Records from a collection
____________
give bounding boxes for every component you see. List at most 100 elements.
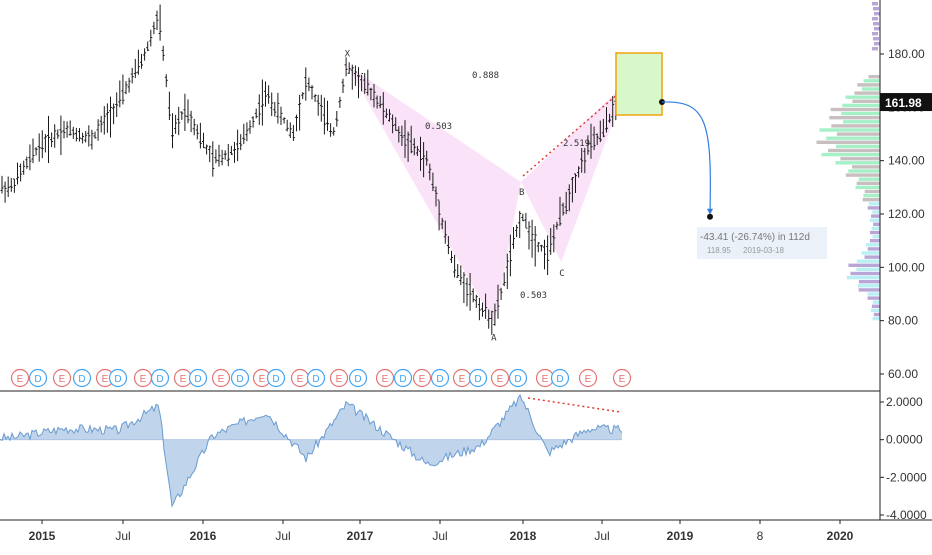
volume-profile-bar xyxy=(850,271,880,276)
volume-profile-bar xyxy=(827,148,880,153)
dividend-marker-label: D xyxy=(436,374,443,385)
volume-profile-bar xyxy=(869,230,880,235)
dividend-marker-label: D xyxy=(514,374,521,385)
volume-profile-bar xyxy=(826,136,880,140)
volume-profile-bar xyxy=(858,288,880,292)
volume-profile-bar xyxy=(819,128,880,132)
volume-profile-bar xyxy=(874,42,880,46)
volume-profile-bar xyxy=(840,157,880,161)
ratio-label-xb: 0.503 xyxy=(425,122,452,132)
earnings-marker-label: E xyxy=(336,374,343,385)
volume-profile-bar xyxy=(868,75,880,79)
earnings-marker-label: E xyxy=(419,374,426,385)
dividend-marker-label: D xyxy=(236,374,243,385)
volume-profile-bar xyxy=(861,87,880,91)
volume-profile-bar xyxy=(873,222,880,226)
volume-profile-bar xyxy=(870,214,880,218)
volume-profile-bar xyxy=(831,124,880,128)
earnings-marker-label: E xyxy=(297,374,304,385)
price-tick-label: 180.00 xyxy=(888,47,925,61)
volume-profile-bar xyxy=(856,181,880,185)
volume-profile-bar xyxy=(829,116,880,120)
harmonic-wing-xab xyxy=(346,64,521,324)
harmonic-pattern xyxy=(346,64,629,324)
dividend-marker-label: D xyxy=(556,374,563,385)
volume-profile-bar xyxy=(872,234,880,239)
current-price-tag xyxy=(880,93,932,112)
price-tick-label: 120.00 xyxy=(888,207,925,221)
volume-profile-bar xyxy=(872,17,878,21)
time-tick-label: 8 xyxy=(757,529,764,543)
oscillator-pane xyxy=(0,390,880,508)
volume-profile-bar xyxy=(874,27,880,31)
volume-profile-bar xyxy=(869,239,880,243)
volume-profile-bar xyxy=(867,296,880,300)
dividend-marker-label: D xyxy=(34,374,41,385)
earnings-marker-label: E xyxy=(17,374,24,385)
earnings-marker-label: E xyxy=(619,374,626,385)
dividend-marker-label: D xyxy=(399,374,406,385)
time-tick-label: 2020 xyxy=(827,529,854,543)
earnings-marker-label: E xyxy=(180,374,187,385)
ratio-label-ac: 0.503 xyxy=(520,291,547,301)
dividend-marker xyxy=(28,368,48,388)
projection-end-dot xyxy=(707,213,713,220)
volume-profile-bar xyxy=(852,99,880,103)
dividend-marker-label: D xyxy=(78,374,85,385)
dividend-marker xyxy=(150,368,170,388)
dividend-marker xyxy=(348,368,368,388)
time-tick-label: Jul xyxy=(275,529,290,543)
dividend-marker xyxy=(393,368,413,388)
earnings-marker-label: E xyxy=(382,374,389,385)
volume-profile-bar xyxy=(873,37,879,41)
time-tick-label: Jul xyxy=(115,529,130,543)
volume-profile-bar xyxy=(835,144,880,149)
earnings-marker xyxy=(10,368,30,388)
earnings-marker xyxy=(578,368,598,388)
time-tick-label: 2019 xyxy=(667,529,694,543)
dividend-marker xyxy=(72,368,92,388)
time-tick-label: 2016 xyxy=(190,529,217,543)
volume-profile-bar xyxy=(863,193,880,198)
measure-date-text: 2019-03-18 xyxy=(743,246,784,255)
volume-profile-bar xyxy=(872,32,878,36)
volume-profile-bar xyxy=(858,280,880,284)
volume-profile-bar xyxy=(841,111,880,116)
oscillator-line xyxy=(0,393,623,508)
dividend-marker xyxy=(306,368,326,388)
volume-profile-bar xyxy=(872,210,880,214)
earnings-marker-label: E xyxy=(542,374,549,385)
earnings-marker xyxy=(52,368,72,388)
dividend-marker xyxy=(508,368,528,388)
volume-profile-bar xyxy=(863,79,880,83)
price-tick-label: 60.00 xyxy=(888,367,918,381)
volume-profile-bar xyxy=(842,103,880,108)
volume-profile-bar xyxy=(870,308,880,313)
volume-profile-bar xyxy=(872,47,878,51)
earnings-marker xyxy=(211,368,231,388)
harmonic-label-c: C xyxy=(559,269,564,279)
volume-profile-bar xyxy=(861,251,880,255)
volume-profile-bar xyxy=(846,275,880,280)
dividend-marker-label: D xyxy=(312,374,319,385)
oscillator-tick-label: 2.0000 xyxy=(886,395,923,409)
earnings-marker xyxy=(329,368,349,388)
measure-change-text: -43.41 (-26.74%) in 112d xyxy=(700,232,810,243)
volume-profile-bar xyxy=(856,267,880,272)
volume-profile-bar xyxy=(872,2,878,6)
volume-profile-bar xyxy=(864,189,880,194)
volume-profile-bar xyxy=(871,304,880,308)
price-tick-label: 140.00 xyxy=(888,154,925,168)
volume-profile-bar xyxy=(858,177,880,181)
projection-arrowhead xyxy=(707,208,713,215)
volume-profile-bar xyxy=(873,312,880,317)
earnings-marker xyxy=(412,368,432,388)
current-price-label: 161.98 xyxy=(885,96,922,110)
projection-curve xyxy=(661,101,711,213)
volume-profile-bar xyxy=(852,165,880,169)
earnings-marker-label: E xyxy=(102,374,109,385)
volume-profile-bar xyxy=(836,132,880,136)
axes: 180.00160.00140.00120.00100.0080.0060.00… xyxy=(0,0,932,543)
ratio-label-xd: 0.888 xyxy=(472,71,499,81)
____________
Extract the lines starting with the line containing "volume-profile-bar xyxy=(850,271,880,276)" and going on through the line containing "current-price-tag xyxy=(880,93,932,112)", repeating each one unchanged.

volume-profile-bar xyxy=(850,271,880,276)
volume-profile-bar xyxy=(827,148,880,153)
dividend-marker-label: D xyxy=(436,374,443,385)
volume-profile-bar xyxy=(869,230,880,235)
dividend-marker-label: D xyxy=(514,374,521,385)
volume-profile-bar xyxy=(826,136,880,140)
volume-profile-bar xyxy=(858,288,880,292)
volume-profile-bar xyxy=(819,128,880,132)
volume-profile-bar xyxy=(874,42,880,46)
volume-profile-bar xyxy=(840,157,880,161)
ratio-label-xb: 0.503 xyxy=(425,122,452,132)
earnings-marker-label: E xyxy=(336,374,343,385)
volume-profile-bar xyxy=(868,75,880,79)
earnings-marker-label: E xyxy=(419,374,426,385)
dividend-marker-label: D xyxy=(236,374,243,385)
volume-profile-bar xyxy=(861,87,880,91)
volume-profile-bar xyxy=(873,222,880,226)
volume-profile-bar xyxy=(870,214,880,218)
volume-profile-bar xyxy=(831,124,880,128)
earnings-marker-label: E xyxy=(297,374,304,385)
price-tick-label: 180.00 xyxy=(888,47,925,61)
volume-profile-bar xyxy=(856,181,880,185)
volume-profile-bar xyxy=(829,116,880,120)
harmonic-wing-xab xyxy=(346,64,521,324)
harmonic-pattern xyxy=(346,64,629,324)
dividend-marker-label: D xyxy=(556,374,563,385)
volume-profile-bar xyxy=(872,234,880,239)
current-price-tag xyxy=(880,93,932,112)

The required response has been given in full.